> [Your goal] Give an exact copy of every line, leaving images out.

> [Material provided]
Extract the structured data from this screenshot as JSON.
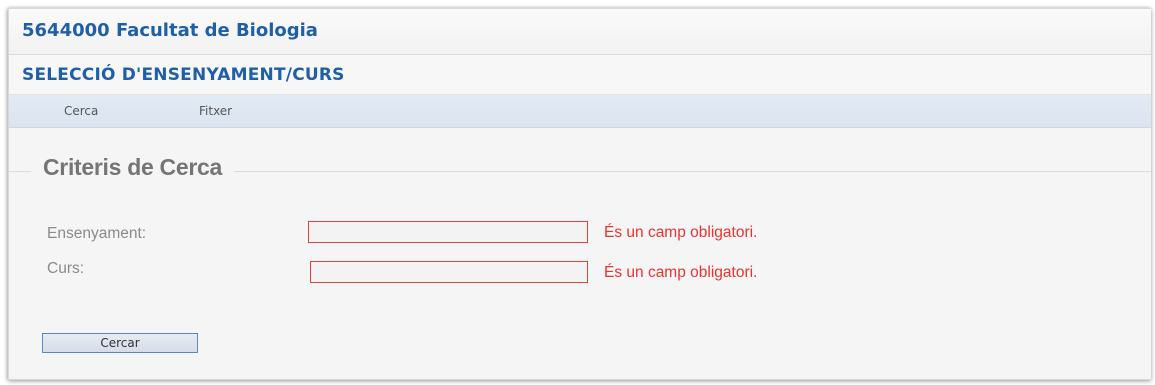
{
  "header": {
    "faculty_title": "5644000 Facultat de Biologia",
    "page_title": "SELECCIÓ D'ENSENYAMENT/CURS"
  },
  "menu": {
    "items": [
      {
        "label": "Cerca"
      },
      {
        "label": "Fitxer"
      }
    ]
  },
  "search_form": {
    "legend": "Criteris de Cerca",
    "fields": [
      {
        "label": "Ensenyament:",
        "value": "",
        "error": "És un camp obligatori."
      },
      {
        "label": "Curs:",
        "value": "",
        "error": "És un camp obligatori."
      }
    ],
    "submit_label": "Cercar"
  },
  "colors": {
    "title_blue": "#1f5fa8",
    "menubar_bg": "#dbe4f0",
    "error_red": "#e8332e",
    "field_border": "#e04040",
    "button_border": "#5b86c4"
  }
}
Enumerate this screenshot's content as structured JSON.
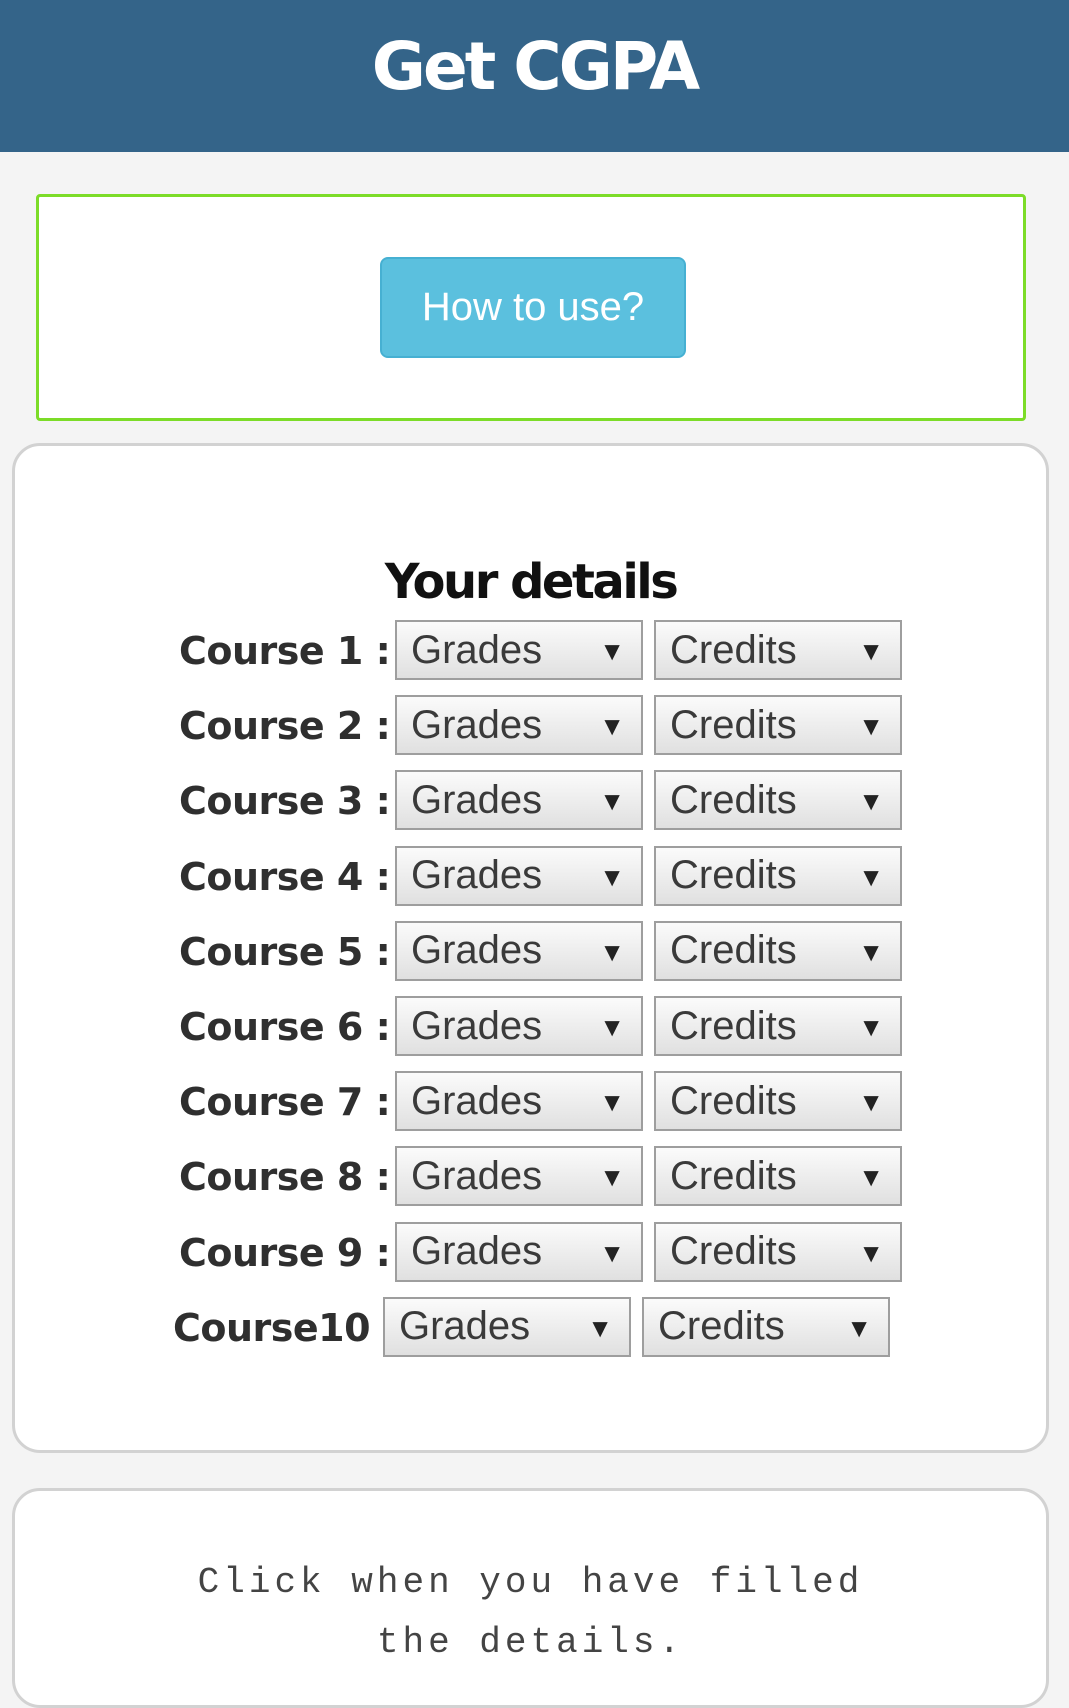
{
  "header": {
    "title": "Get CGPA"
  },
  "howto": {
    "button_label": "How to use?"
  },
  "details": {
    "title": "Your details",
    "courses": [
      {
        "label": "Course 1 :",
        "grade": "Grades",
        "credits": "Credits"
      },
      {
        "label": "Course 2 :",
        "grade": "Grades",
        "credits": "Credits"
      },
      {
        "label": "Course 3 :",
        "grade": "Grades",
        "credits": "Credits"
      },
      {
        "label": "Course 4 :",
        "grade": "Grades",
        "credits": "Credits"
      },
      {
        "label": "Course 5 :",
        "grade": "Grades",
        "credits": "Credits"
      },
      {
        "label": "Course 6 :",
        "grade": "Grades",
        "credits": "Credits"
      },
      {
        "label": "Course 7 :",
        "grade": "Grades",
        "credits": "Credits"
      },
      {
        "label": "Course 8 :",
        "grade": "Grades",
        "credits": "Credits"
      },
      {
        "label": "Course 9 :",
        "grade": "Grades",
        "credits": "Credits"
      },
      {
        "label": "Course10 :",
        "grade": "Grades",
        "credits": "Credits"
      }
    ],
    "dropdown_icon": "triangle-down-icon"
  },
  "submit": {
    "text": "Click when you have filled the details."
  },
  "colors": {
    "header_bg": "#346489",
    "howto_border": "#7cdc28",
    "button_bg": "#5bc0de"
  }
}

> [Output of the exercise]
Extract the structured data from this screenshot as JSON.
{
  "header": {
    "faculty_title": "5644000 Facultat de Biologia",
    "page_title": "SELECCIÓ D'ENSENYAMENT/CURS"
  },
  "menu": {
    "items": [
      {
        "label": "Cerca"
      },
      {
        "label": "Fitxer"
      }
    ]
  },
  "search_form": {
    "legend": "Criteris de Cerca",
    "fields": [
      {
        "label": "Ensenyament:",
        "value": "",
        "error": "És un camp obligatori."
      },
      {
        "label": "Curs:",
        "value": "",
        "error": "És un camp obligatori."
      }
    ],
    "submit_label": "Cercar"
  },
  "colors": {
    "title_blue": "#1f5fa8",
    "menubar_bg": "#dbe4f0",
    "error_red": "#e8332e",
    "field_border": "#e04040",
    "button_border": "#5b86c4"
  }
}
Enumerate this screenshot's content as structured JSON.
{
  "header": {
    "title": "Get CGPA"
  },
  "howto": {
    "button_label": "How to use?"
  },
  "details": {
    "title": "Your details",
    "courses": [
      {
        "label": "Course 1 :",
        "grade": "Grades",
        "credits": "Credits"
      },
      {
        "label": "Course 2 :",
        "grade": "Grades",
        "credits": "Credits"
      },
      {
        "label": "Course 3 :",
        "grade": "Grades",
        "credits": "Credits"
      },
      {
        "label": "Course 4 :",
        "grade": "Grades",
        "credits": "Credits"
      },
      {
        "label": "Course 5 :",
        "grade": "Grades",
        "credits": "Credits"
      },
      {
        "label": "Course 6 :",
        "grade": "Grades",
        "credits": "Credits"
      },
      {
        "label": "Course 7 :",
        "grade": "Grades",
        "credits": "Credits"
      },
      {
        "label": "Course 8 :",
        "grade": "Grades",
        "credits": "Credits"
      },
      {
        "label": "Course 9 :",
        "grade": "Grades",
        "credits": "Credits"
      },
      {
        "label": "Course10 :",
        "grade": "Grades",
        "credits": "Credits"
      }
    ],
    "dropdown_icon": "triangle-down-icon"
  },
  "submit": {
    "text": "Click when you have filled the details."
  },
  "colors": {
    "header_bg": "#346489",
    "howto_border": "#7cdc28",
    "button_bg": "#5bc0de"
  }
}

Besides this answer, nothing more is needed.